## [AUSZUG]
=-=-=-=-=

SELECT * FROM crew JOIN titles ON crew.title_id = titles.title_id WHERE category = 'director' ORDER BY titles.premiered LIMIT 100

In einer Abfrage können mehrere Joins, Sortierungen und Where-Kriterien verwendet werden. Die folgende Abfrage gibt die Regisseur:innen von Filmen aus der IMDb zurück, indem die Crew-Tabelle sowohl mit der Filmtitel- als auch der Personentabelle verknüpft wird:

SELECT * FROM crew JOIN titles ON crew.title_id = titles.title_id JOIN people ON crew.person_id = people.person_id WHERE category = 'director' AND premiered > 2000 ORDER BY titles.premiered, titles.primary_title LIMIT 100

Zur Berechnung des Ergebnisses einer solchen Abfrage muss das DBMS mehrere Spalten auswerten, bevor das Ergebnis zurückgegeben werden kann. Das betrifft vor allem die Spalten in der ON-, der WHERE- und der ORDER BY-Anweisung. Diese Auswertung kann sehr ressourcenintensiv sein und entsprechend lange dauern. Um die Zugriffszeit zu verkürzen, werden deshalb sogenannte Indizes angelegt. Ein solcher Index enthält eine Art Adressbuch, das heißt, die Daten werden so vorsortiert, dass über den Wert einer Spalte schnell auf die anderen Inhalte der Tabelle zugegriffen werden kann. Er wird aus einer oder mehreren Spalten einer Tabelle gebildet und kann über den Befehl CREATE INDEX erstellt werden. Das Aktualisieren der Indizes erhöht zwar den Aufwand beim Verändern der Daten, meistens sind Lesezugriffe in einer SQL-Datenbank aber häufiger als Schreibzugriffe. Immer wenn eine Abfrage also sehr lange braucht, sollten Sie mit Ihrem Datenbank-Client die Indizes überprüfen und ggf. neue Indizes anlegen.

Übungsfragen

  1. 1.

    Was bedeutet der reguläre Ausdruck [0-9]+ ?

  2. 2.

    Welche Quantoren gibt es in regulären Ausdrücken?

  3. 3.

    Wie kann ein Wort am Anfang einer Zeile gefunden werden?

  4. 4.

    Wofür stehen die Zeichen \r und \n?

  5. 5.

    Öffnen Sie im ☛ Repositorium die Datei example_text.txt mit einem Texteditor und suchen Sie mit regulären Ausdrücken nach allen a) Jahreszahlen, b) Prozentzahlen und c) geschützten Leerzeichen!

  6. 6.

    Welche Schwierigkeiten ergeben sich bei der Datenextraktion in Bezug auf Sonderzeichen?

  7. 7.

    Wie können in einem HTML-Quelltext die URLs gefunden werden?

  8. 8.

    Mit welchem CSS-Selektor und mit welchem XPath-Ausdruck können alle Zeilen einer HTML-Tabelle gefunden werden?

  9. 9.

=-=-=-=-=

## [GESPEICHERTE DATEN]

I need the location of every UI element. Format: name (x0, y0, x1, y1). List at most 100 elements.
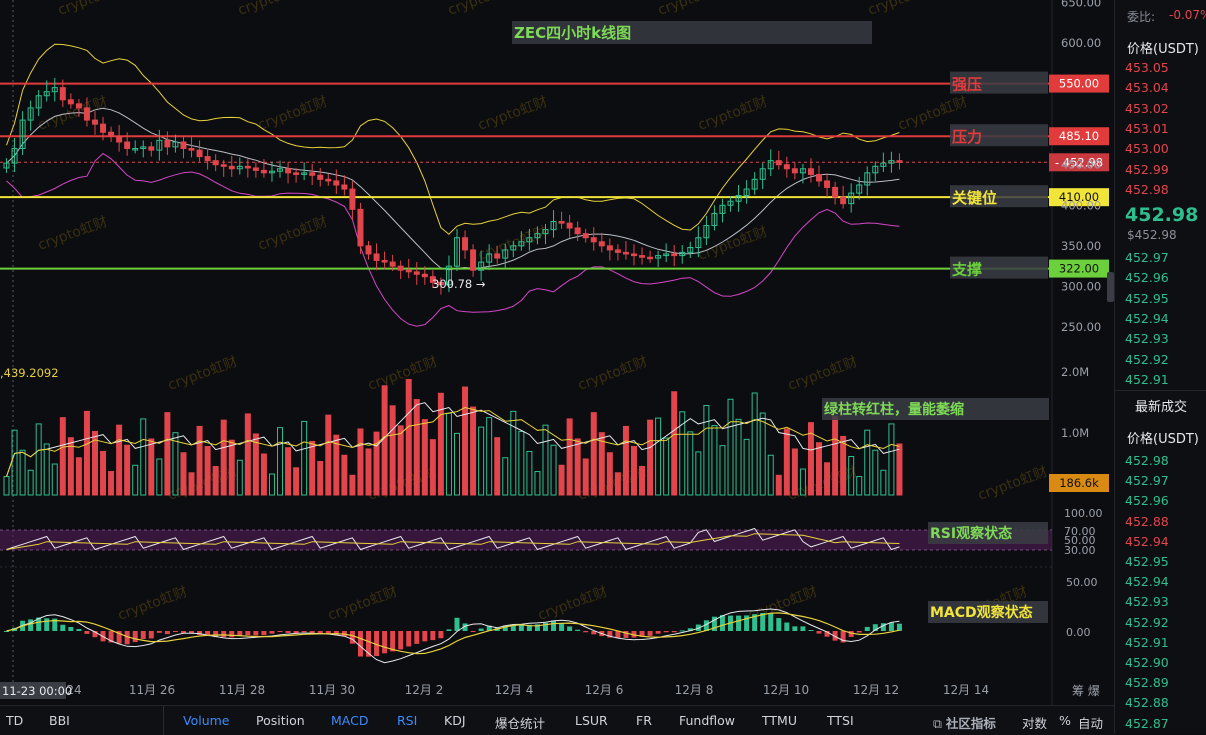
volume-bar-6 (51, 463, 58, 496)
trade-price-5[interactable]: 452.95 (1125, 554, 1169, 569)
last-price-usd: $452.98 (1127, 228, 1177, 242)
ask-price-0[interactable]: 453.05 (1125, 60, 1169, 75)
trade-price-2[interactable]: 452.96 (1125, 493, 1169, 509)
candle-body-109 (880, 162, 887, 167)
td-indicator[interactable]: TD (6, 713, 24, 728)
macd-bar-109 (880, 623, 886, 631)
volume-bar-30 (244, 413, 251, 496)
percent-toggle[interactable]: % (1059, 713, 1071, 728)
ask-price-1[interactable]: 453.04 (1125, 80, 1169, 96)
trade-price-12[interactable]: 452.88 (1125, 695, 1169, 711)
volume-bar-45 (365, 448, 372, 496)
indicator-tab-fr[interactable]: FR (636, 713, 652, 728)
candle-57 (462, 230, 469, 259)
ask-price-4[interactable]: 453.00 (1125, 141, 1169, 157)
macd-bar-55 (446, 629, 452, 631)
indicator-tab-爆仓统计[interactable]: 爆仓统计 (495, 716, 546, 731)
macd-bar-101 (816, 631, 822, 634)
boll-lower-line (6, 152, 900, 327)
indicator-tab-kdj[interactable]: KDJ (444, 713, 466, 728)
bid-price-3[interactable]: 452.94 (1125, 310, 1169, 326)
trade-price-13[interactable]: 452.87 (1125, 715, 1169, 731)
indicator-tab-volume[interactable]: Volume (183, 713, 230, 728)
bid-price-0[interactable]: 452.97 (1125, 250, 1169, 265)
candle-62 (502, 243, 509, 268)
trade-price-3[interactable]: 452.88 (1125, 513, 1169, 529)
trade-price-6[interactable]: 452.94 (1125, 574, 1169, 590)
macd-bar-28 (229, 631, 235, 638)
indicator-tab-ttsi[interactable]: TTSI (827, 713, 854, 728)
candle-body-71 (574, 227, 581, 235)
macd-bar-60 (486, 625, 492, 631)
volume-bar-65 (526, 450, 533, 496)
bid-price-1[interactable]: 452.96 (1125, 270, 1169, 286)
trade-price-1[interactable]: 452.97 (1125, 473, 1169, 489)
trade-price-8[interactable]: 452.92 (1125, 614, 1169, 630)
ask-price-6[interactable]: 452.98 (1125, 181, 1169, 197)
candle-73 (590, 227, 597, 251)
trade-price-0[interactable]: 452.98 (1125, 453, 1169, 468)
latest-trades-title[interactable]: 最新成交 (1135, 400, 1188, 415)
trade-price-7[interactable]: 452.93 (1125, 594, 1169, 610)
macd-bar-16 (132, 631, 138, 643)
indicator-tab-rsi[interactable]: RSI (397, 713, 418, 728)
bbi-indicator[interactable]: BBI (49, 713, 70, 728)
macd-bar-15 (124, 631, 130, 645)
volume-bar-20 (164, 412, 171, 496)
ask-price-5[interactable]: 452.99 (1125, 161, 1169, 177)
volume-bar-44 (357, 428, 364, 496)
price-tick-6: 250.00 (1061, 320, 1101, 334)
candle-66 (534, 226, 541, 245)
x-tick-2: 11月 28 (219, 683, 265, 697)
macd-bar-83 (671, 631, 677, 633)
bid-price-6[interactable]: 452.91 (1125, 371, 1169, 387)
bid-price-5[interactable]: 452.92 (1125, 351, 1169, 367)
candle-20 (164, 131, 171, 155)
ask-price-3[interactable]: 453.01 (1125, 120, 1169, 136)
bid-price-2[interactable]: 452.95 (1125, 290, 1169, 306)
indicator-tab-ttmu[interactable]: TTMU (762, 713, 797, 728)
macd-bar-107 (864, 626, 870, 631)
rsi-line-yellow (6, 533, 900, 550)
price-chart[interactable]: crypto虹财 crypto虹财 crypto虹财 crypto虹财 crypto虹财… (0, 0, 1112, 705)
candle-body-63 (510, 245, 517, 251)
community-indicators[interactable]: ⧉ 社区指标 (933, 716, 996, 731)
level-price-box-2 (1049, 188, 1109, 207)
candle-25 (204, 148, 211, 170)
macd-bar-106 (856, 631, 862, 633)
bid-price-4[interactable]: 452.93 (1125, 331, 1169, 347)
orderbook-price-header: 价格(USDT) (1127, 42, 1199, 57)
candle-body-96 (775, 160, 782, 166)
auto-toggle[interactable]: 自动 (1078, 716, 1104, 731)
volume-note: 绿柱转红柱，量能萎缩 (824, 401, 964, 418)
candle-54 (437, 277, 444, 295)
rsi-note: RSI观察状态 (930, 525, 1012, 542)
trade-price-11[interactable]: 452.89 (1125, 675, 1169, 691)
volume-bar-19 (156, 458, 163, 496)
ask-price-2[interactable]: 453.02 (1125, 100, 1169, 116)
candle-67 (542, 223, 549, 245)
rsi-tick-3: 30.00 (1064, 544, 1096, 557)
volume-bar-109 (880, 469, 887, 496)
candle-36 (293, 167, 300, 183)
trade-price-10[interactable]: 452.90 (1125, 655, 1169, 670)
macd-bar-49 (398, 631, 404, 650)
level-tag-bg-3 (950, 256, 1048, 279)
trade-price-9[interactable]: 452.91 (1125, 634, 1169, 650)
indicator-tab-lsur[interactable]: LSUR (575, 713, 608, 728)
candle-34 (277, 160, 284, 178)
volume-bar-100 (807, 422, 814, 496)
volume-bar-23 (188, 472, 195, 496)
scroll-handle[interactable] (1107, 272, 1114, 302)
volume-bar-85 (687, 431, 694, 496)
macd-bar-11 (92, 631, 98, 638)
indicator-tab-position[interactable]: Position (256, 713, 305, 728)
macd-bar-9 (76, 628, 82, 631)
indicator-tab-fundflow[interactable]: Fundflow (679, 713, 736, 728)
candle-body-77 (622, 251, 629, 255)
trade-price-4[interactable]: 452.94 (1125, 533, 1169, 549)
indicator-tab-macd[interactable]: MACD (331, 713, 369, 728)
candle-78 (630, 244, 637, 266)
log-toggle[interactable]: 对数 (1022, 716, 1048, 731)
candle-body-0 (3, 162, 10, 169)
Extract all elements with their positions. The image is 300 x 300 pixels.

=-=-=-=-=

## [PFLICHTAUFGABEN]
A) Kopieren Sie aus den Einträgen Zeile für Zeile unverändert den Abschnitt, der mit der Zeile beginnt, die „volume-bar-6 (51, 463, 58, 496)“ enthält, und mit der Zeile endet, die „trade-price-2[interactable]: 452.96 (1125, 493, 1169, 509)“ enthält. Beide Zeilen gehören dazu.
B) Nehmen Sie den Text über SQL-Abfragen und Indizes auf und setzen Sie ihn nach seiner letzten Zeile fort.

## [SCHRIFTLICHE ANTWORTEN]
A)
volume-bar-6 (51, 463, 58, 496)
trade-price-5[interactable]: 452.95 (1125, 554, 1169, 569)
last-price-usd: $452.98 (1127, 228, 1177, 242)
ask-price-0[interactable]: 453.05 (1125, 60, 1169, 75)
trade-price-2[interactable]: 452.96 (1125, 493, 1169, 509)

B)
    Was sind eine Datenbank, ein Datenbank-Management-System und ein Datenbank-Client?

  10. 10.

    Formulieren Sie einen SQL-Befehl, mit dem die Felder titel und jahr aus einer Tabelle movies abgefragt werden. Grenzen Sie auf Titel aus den Jahren 2005 bis 2010 ein!

Referenzen

2 Transformationsverfahren

Daten liegen selten in der Form vor, die für eine Analyse notwendig ist. Vor allem bei der Arbeit mit Textdaten besteht ein wesentlicher Schritt darin, unstrukturierte Daten zu strukturieren. In der Regel strebt man dabei an, eine oder mehrere Tabellen zu erstellen. Dafür haben sich einige hilfreiche Regeln etabliert (Wickham 2014, S. 4):Footnote 19

  1. 1.

    Jede Beobachtungseinheit wird in einer eigenen Tabelle abgespeichert. Wenn es beispielsweise um Webseiten, Nutzer:innen und Posts geht, wird für jeden dieser Typen in der Regel eine eigene Tabelle verwendet.

  2. 2.

    Jede Beobachtung entspricht einer eigenen Zeile. Beobachtungen oder Fälle sind etwa die Posts. Die Eigenschaften und Inhalte eines Posts befinden sich möglichst alle in einer einzigen Zeile.

  3. 3.

    Jede Variable wird in einer eigenen Spalte vorgehalten. Eine Variable wäre zum Beispiel die Anzahl der Kommentare eines Posts. Im Kopf der Tabelle steht dann der Name der Variable und die Werte werden darunter aufgeführt.

  4. 4.

    Jeder Wert ist in einer eigenen Zelle abgelegt. Eine Zelle ist dabei der Ort, an dem sich Spalte (vertikal) und Zeile (horizontal) treffen. Die Anzahl der Kommentare eines jeden Posts liegt also in einzelnen Zellen, es sollten möglichst nicht mehrere Angaben in einer gemeinsamen Zelle liegen.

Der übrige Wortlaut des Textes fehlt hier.